[Extracted records]
※

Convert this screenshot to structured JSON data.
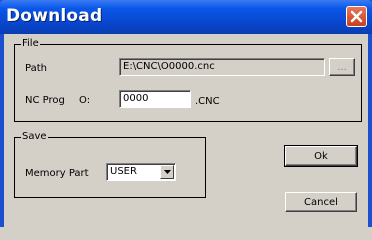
{
  "window": {
    "title": "Download"
  },
  "file_group": {
    "legend": "File",
    "path_label": "Path",
    "path_value": "E:\\CNC\\O0000.cnc",
    "browse_label": "...",
    "ncprog_label": "NC Prog",
    "ncprog_prefix": "O:",
    "ncprog_value": "0000",
    "ncprog_suffix": ".CNC"
  },
  "save_group": {
    "legend": "Save",
    "memory_label": "Memory Part",
    "memory_value": "USER"
  },
  "buttons": {
    "ok": "Ok",
    "cancel": "Cancel"
  },
  "icons": {
    "close": "close-icon",
    "dropdown": "chevron-down-icon"
  }
}
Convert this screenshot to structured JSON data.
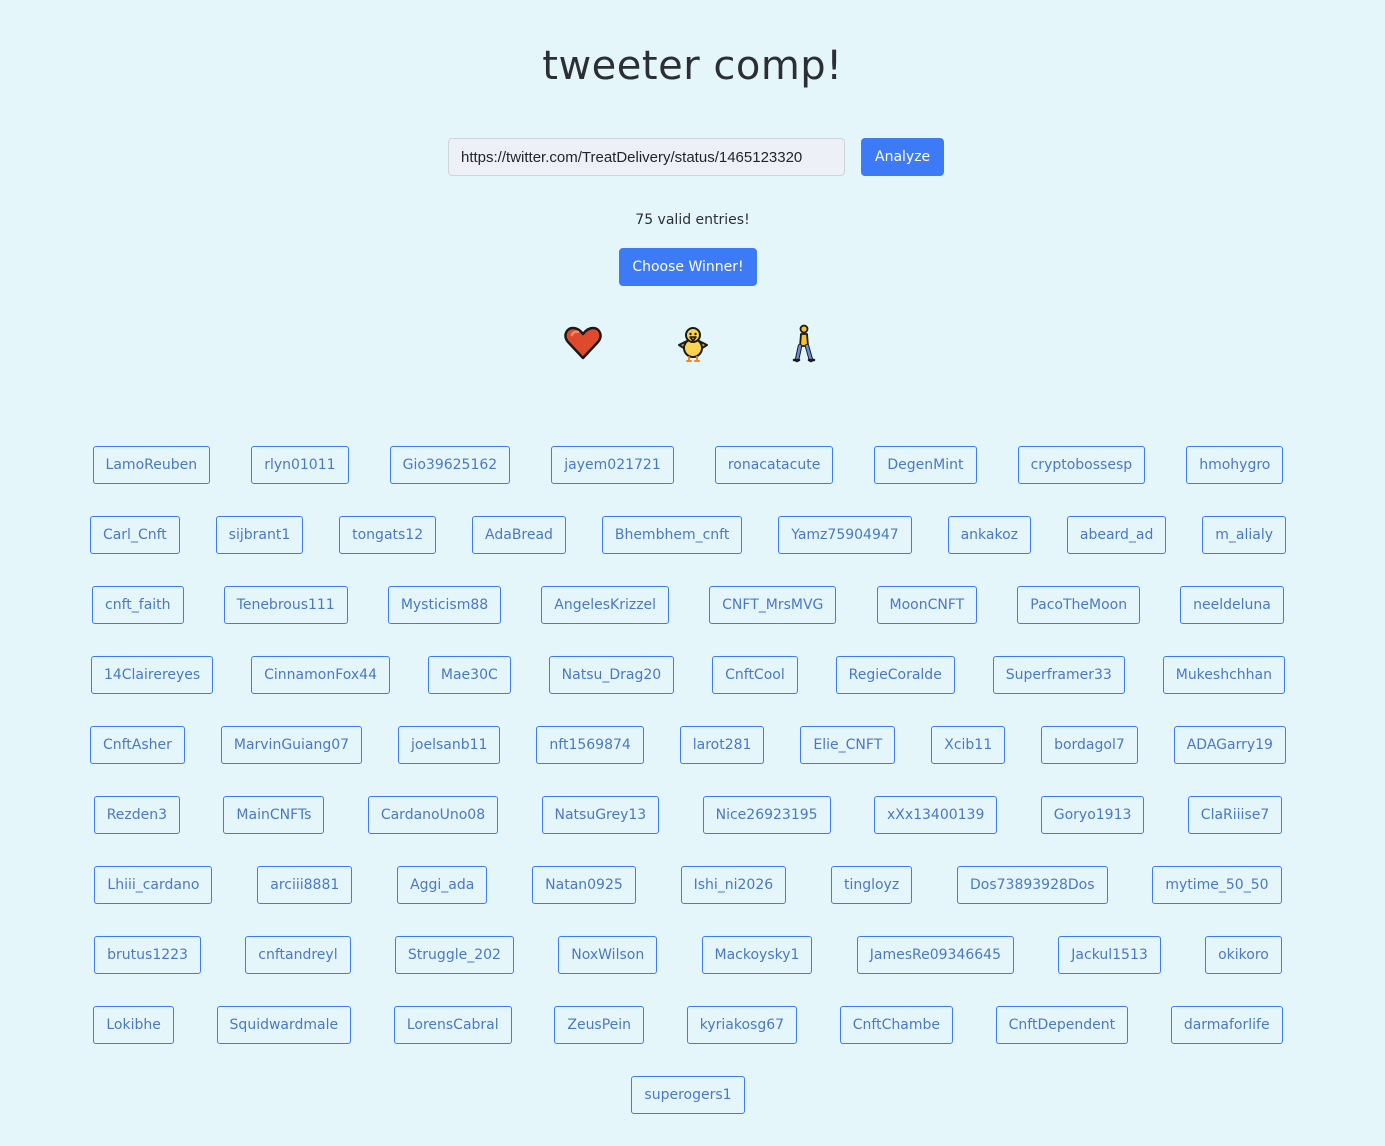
{
  "title": "tweeter comp!",
  "url_input": {
    "value": "https://twitter.com/TreatDelivery/status/1465123320"
  },
  "analyze_label": "Analyze",
  "entries_text": "75 valid entries!",
  "choose_winner_label": "Choose Winner!",
  "emojis": [
    "heart-icon",
    "chick-icon",
    "walking-person-icon"
  ],
  "colors": {
    "background": "#e5f6fa",
    "accent": "#3d7af5",
    "chip_text": "#4a78c8"
  },
  "entry_rows": [
    [
      "LamoReuben",
      "rlyn01011",
      "Gio39625162",
      "jayem021721",
      "ronacatacute",
      "DegenMint",
      "cryptobossesp",
      "hmohygro"
    ],
    [
      "Carl_Cnft",
      "sijbrant1",
      "tongats12",
      "AdaBread",
      "Bhembhem_cnft",
      "Yamz75904947",
      "ankakoz",
      "abeard_ad",
      "m_alialy"
    ],
    [
      "cnft_faith",
      "Tenebrous111",
      "Mysticism88",
      "AngelesKrizzel",
      "CNFT_MrsMVG",
      "MoonCNFT",
      "PacoTheMoon",
      "neeldeluna"
    ],
    [
      "14Clairereyes",
      "CinnamonFox44",
      "Mae30C",
      "Natsu_Drag20",
      "CnftCool",
      "RegieCoralde",
      "Superframer33",
      "Mukeshchhan"
    ],
    [
      "CnftAsher",
      "MarvinGuiang07",
      "joelsanb11",
      "nft1569874",
      "larot281",
      "Elie_CNFT",
      "Xcib11",
      "bordagol7",
      "ADAGarry19"
    ],
    [
      "Rezden3",
      "MainCNFTs",
      "CardanoUno08",
      "NatsuGrey13",
      "Nice26923195",
      "xXx13400139",
      "Goryo1913",
      "ClaRiiise7"
    ],
    [
      "Lhiii_cardano",
      "arciii8881",
      "Aggi_ada",
      "Natan0925",
      "Ishi_ni2026",
      "tingloyz",
      "Dos73893928Dos",
      "mytime_50_50"
    ],
    [
      "brutus1223",
      "cnftandreyl",
      "Struggle_202",
      "NoxWilson",
      "Mackoysky1",
      "JamesRe09346645",
      "Jackul1513",
      "okikoro"
    ],
    [
      "Lokibhe",
      "Squidwardmale",
      "LorensCabral",
      "ZeusPein",
      "kyriakosg67",
      "CnftChambe",
      "CnftDependent",
      "darmaforlife"
    ],
    [
      "superogers1"
    ]
  ]
}
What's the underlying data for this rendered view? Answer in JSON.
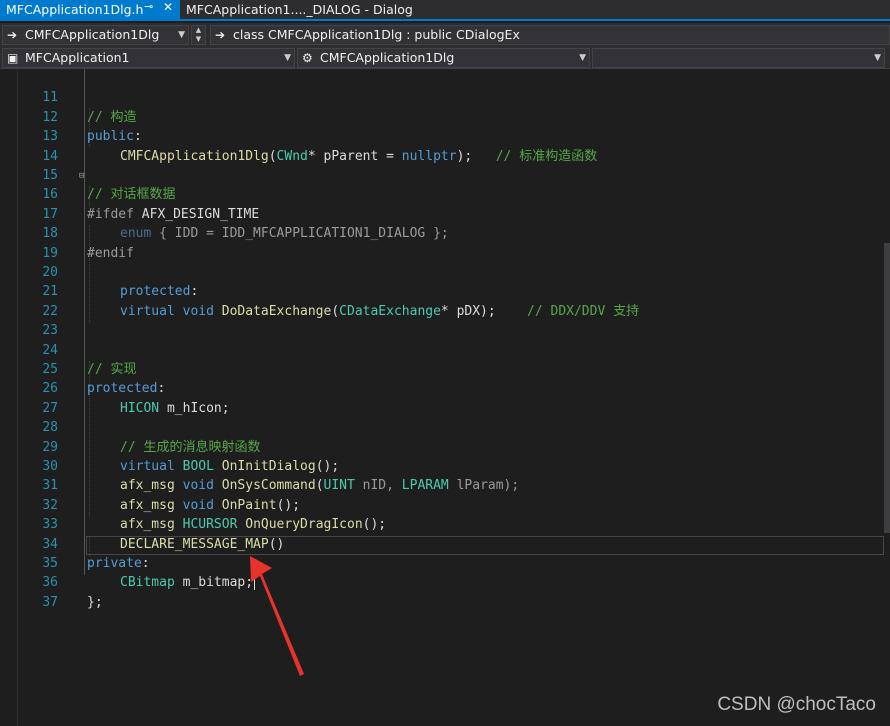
{
  "tabs": {
    "active": "MFCApplication1Dlg.h",
    "inactive": "MFCApplication1...._DIALOG - Dialog"
  },
  "nav": {
    "class_combo": "CMFCApplication1Dlg",
    "member_combo": "class CMFCApplication1Dlg : public CDialogEx",
    "project_combo": "MFCApplication1",
    "scope_combo": "CMFCApplication1Dlg",
    "third_combo": ""
  },
  "code": {
    "numbers": [
      "11",
      "12",
      "13",
      "14",
      "15",
      "16",
      "17",
      "18",
      "19",
      "20",
      "21",
      "22",
      "23",
      "24",
      "25",
      "26",
      "27",
      "28",
      "29",
      "30",
      "31",
      "32",
      "33",
      "34",
      "35",
      "36",
      "37"
    ],
    "l11": "// 构造",
    "l12_kw": "public",
    "l12_p": ":",
    "l13_fn": "CMFCApplication1Dlg",
    "l13_p1": "(",
    "l13_ty": "CWnd",
    "l13_p2": "* pParent = ",
    "l13_kw": "nullptr",
    "l13_p3": ");   ",
    "l13_cm": "// 标准构造函数",
    "l15": "// 对话框数据",
    "l16_pp": "#ifdef ",
    "l16_rest": "AFX_DESIGN_TIME",
    "l17_kw": "enum",
    "l17_rest": " { IDD = IDD_MFCAPPLICATION1_DIALOG };",
    "l18": "#endif",
    "l20_kw": "protected",
    "l20_p": ":",
    "l21_kw1": "virtual",
    "l21_kw2": "void",
    "l21_fn": "DoDataExchange",
    "l21_p1": "(",
    "l21_ty": "CDataExchange",
    "l21_p2": "* pDX);    ",
    "l21_cm": "// DDX/DDV 支持",
    "l24": "// 实现",
    "l25_kw": "protected",
    "l25_p": ":",
    "l26_ty": "HICON",
    "l26_rest": " m_hIcon;",
    "l28": "// 生成的消息映射函数",
    "l29_kw": "virtual",
    "l29_ty": "BOOL",
    "l29_fn": "OnInitDialog",
    "l29_p": "();",
    "l30_mac": "afx_msg",
    "l30_kw": "void",
    "l30_fn": "OnSysCommand",
    "l30_p1": "(",
    "l30_ty1": "UINT",
    "l30_p2": " nID, ",
    "l30_ty2": "LPARAM",
    "l30_p3": " lParam);",
    "l31_mac": "afx_msg",
    "l31_kw": "void",
    "l31_fn": "OnPaint",
    "l31_p": "();",
    "l32_mac": "afx_msg",
    "l32_ty": "HCURSOR",
    "l32_fn": "OnQueryDragIcon",
    "l32_p": "();",
    "l33_mac": "DECLARE_MESSAGE_MAP",
    "l33_p": "()",
    "l34_kw": "private",
    "l34_p": ":",
    "l35_ty": "CBitmap",
    "l35_rest": " m_bitmap;",
    "l36": "};"
  },
  "watermark": "CSDN @chocTaco",
  "colors": {
    "accent": "#007acc",
    "arrow": "#e8332c"
  }
}
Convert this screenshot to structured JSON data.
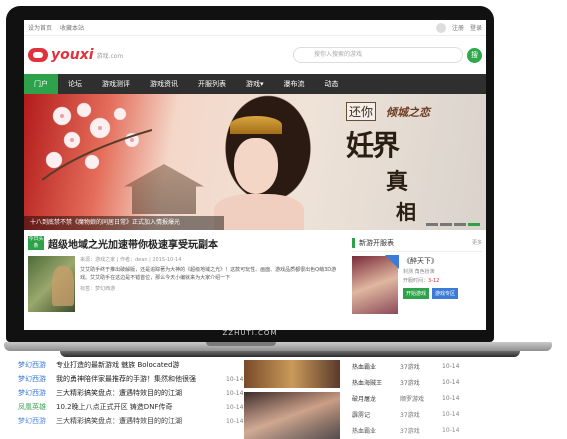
{
  "topbar": {
    "left": [
      "设为首页",
      "收藏本站"
    ],
    "login": "注册",
    "register": "登录"
  },
  "header": {
    "logo_text": "youxi",
    "logo_small": "游戏.com",
    "search_placeholder": "搜你入搜索的游戏",
    "search_button": "搜"
  },
  "nav": {
    "items": [
      {
        "label": "门户",
        "active": true
      },
      {
        "label": "论坛"
      },
      {
        "label": "游戏测评"
      },
      {
        "label": "游戏资讯"
      },
      {
        "label": "开服列表"
      },
      {
        "label": "游戏▾"
      },
      {
        "label": "瀑布流"
      },
      {
        "label": "动态"
      }
    ]
  },
  "banner": {
    "caption": "十八到底禁不禁《魔物娘的同居日常》正式加入情报爆光",
    "sign": "还你",
    "game_logo": "倾城之恋",
    "calligraphy": [
      "妊界",
      "真",
      "相"
    ]
  },
  "headline": {
    "tag": "今日头条",
    "title": "超级地域之光加速带你极速享受玩副本"
  },
  "article": {
    "meta": "来源：游戏之家 | 作者：dean | 2015-10-14",
    "summary": "艾艾助手终于推出破解版，还是追踪著为大神的《超级地域之光》！这款可玩性、画面、游戏品质都很出色Q萌3D游戏。艾艾助手在这边是不错首位，那么今天小编就来为大家介绍一下",
    "tags": "标签：梦幻西游"
  },
  "side": {
    "title": "新游开服表",
    "more": "更多",
    "game": {
      "name": "《醉天下》",
      "line1": "封测  角色扮演",
      "line2_label": "开服时间：",
      "line2_value": "3-12",
      "btn1": "开始游戏",
      "btn2": "游戏专区"
    }
  },
  "laptop_label": "ZZHUTI.COM",
  "lower_list": [
    {
      "cat": "梦幻西游",
      "text": "专业打造的最新游戏 魅族 Bolocated游",
      "date": "",
      "alt": false
    },
    {
      "cat": "梦幻西游",
      "text": "我的勇神陪伴家最推荐的手游！集然和他很强",
      "date": "10-14",
      "alt": false
    },
    {
      "cat": "梦幻西游",
      "text": "三大精彩搞笑盘点：遭遇特效目的的江湖",
      "date": "10-14",
      "alt": false
    },
    {
      "cat": "凤凰英雄",
      "text": "10.2晚上八点正式开区 铸造DNF传奇",
      "date": "10-14",
      "alt": true
    },
    {
      "cat": "梦幻西游",
      "text": "三大精彩搞笑盘点：遭遇特效目的的江湖",
      "date": "10-14",
      "alt": false
    }
  ],
  "lower_side": [
    {
      "a": "热血霸业",
      "b": "37游戏",
      "c": "10-14"
    },
    {
      "a": "热血海贼王",
      "b": "37游戏",
      "c": "10-14"
    },
    {
      "a": "破月屠龙",
      "b": "顺罗游戏",
      "c": "10-14"
    },
    {
      "a": "霹雳记",
      "b": "37游戏",
      "c": "10-14"
    },
    {
      "a": "热血霸业",
      "b": "37游戏",
      "c": "10-14"
    }
  ]
}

※

◆ Objective:
Give the number of lines in the data that contain "title", with no other words.

◆ Written solution:
4